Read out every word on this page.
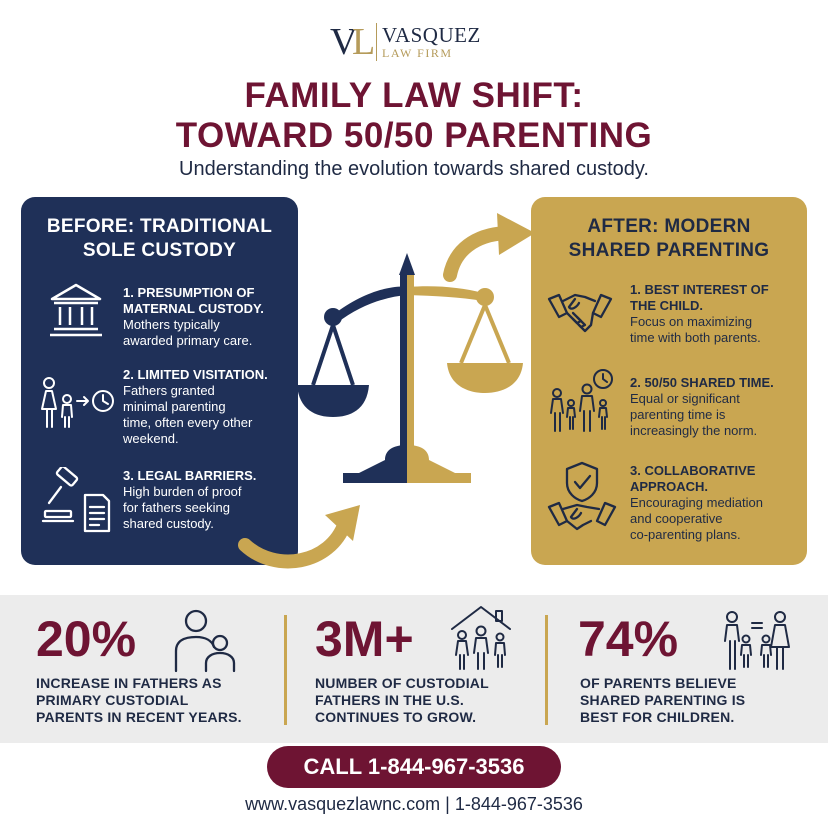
V
L VASQUEZ
LAW FIRM
FAMILY LAW SHIFT:
TOWARD 50/50 PARENTING
Understanding the evolution towards shared custody.
BEFORE: TRADITIONAL
SOLE CUSTODY
1. PRESUMPTION OF
MATERNAL CUSTODY.
Mothers typically
awarded primary care.
2. LIMITED VISITATION.
Fathers granted
minimal parenting
time, often every other
weekend.
3. LEGAL BARRIERS.
High burden of proof
for fathers seeking
shared custody.
AFTER: MODERN
SHARED PARENTING
1. BEST INTEREST OF
THE CHILD.
Focus on maximizing
time with both parents.
2. 50/50 SHARED TIME.
Equal or significant
parenting time is
increasingly the norm.
3. COLLABORATIVE
APPROACH.
Encouraging mediation
and cooperative
co-parenting plans.
20%
INCREASE IN FATHERS AS
PRIMARY CUSTODIAL
PARENTS IN RECENT YEARS.
3M+
NUMBER OF CUSTODIAL
FATHERS IN THE U.S.
CONTINUES TO GROW.
74%
OF PARENTS BELIEVE
SHARED PARENTING IS
BEST FOR CHILDREN.
CALL 1-844-967-3536
www.vasquezlawnc.com | 1-844-967-3536
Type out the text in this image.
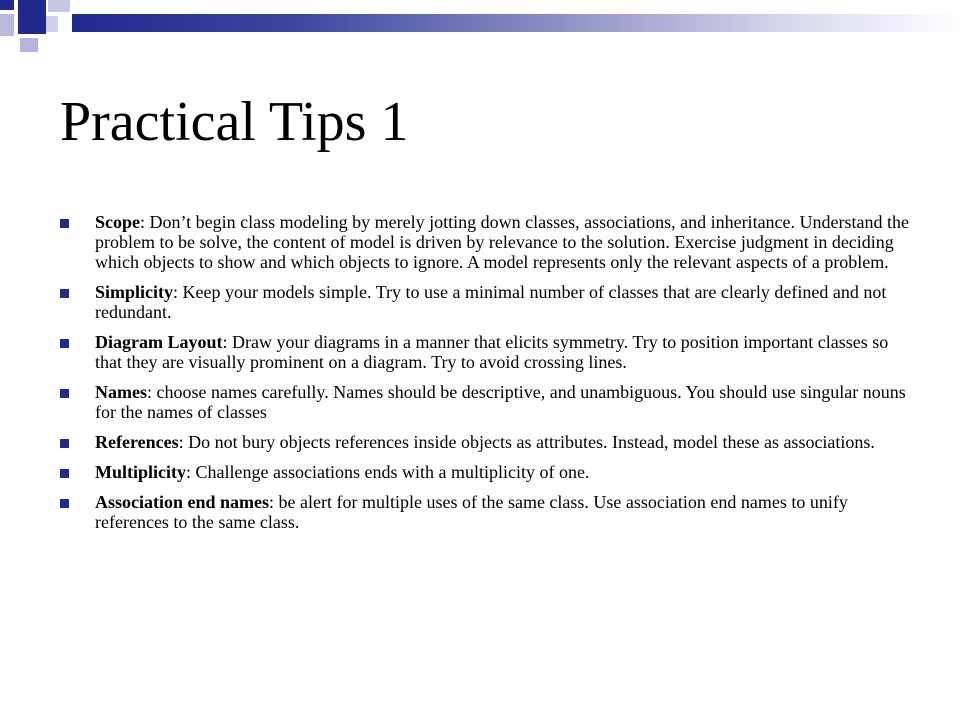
Practical Tips 1
Scope: Don’t begin class modeling by merely jotting down classes, associations, and inheritance. Understand the problem to be solve, the content of model is driven by relevance to the solution. Exercise judgment in deciding which objects to show and which objects to ignore. A model represents only the relevant aspects of a problem.
Simplicity: Keep your models simple. Try to use a minimal number of classes that are clearly defined and not redundant.
Diagram Layout: Draw your diagrams in a manner that elicits symmetry. Try to position important classes so that they are visually prominent on a diagram. Try to avoid crossing lines.
Names: choose names carefully. Names should be descriptive, and unambiguous. You should use singular nouns for the names of classes
References: Do not bury objects references inside objects as attributes. Instead, model these as associations.
Multiplicity: Challenge associations ends with a multiplicity of one.
Association end names: be alert for multiple uses of the same class. Use association end names to unify references to the same class.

__Directions for this task__
Among the lines of the data, identify those with the word "that". Copy each of them.

__Solution below__
Simplicity: Keep your models simple. Try to use a minimal number of classes that are clearly defined and not redundant.
Diagram Layout: Draw your diagrams in a manner that elicits symmetry. Try to position important classes so that they are visually prominent on a diagram. Try to avoid crossing lines.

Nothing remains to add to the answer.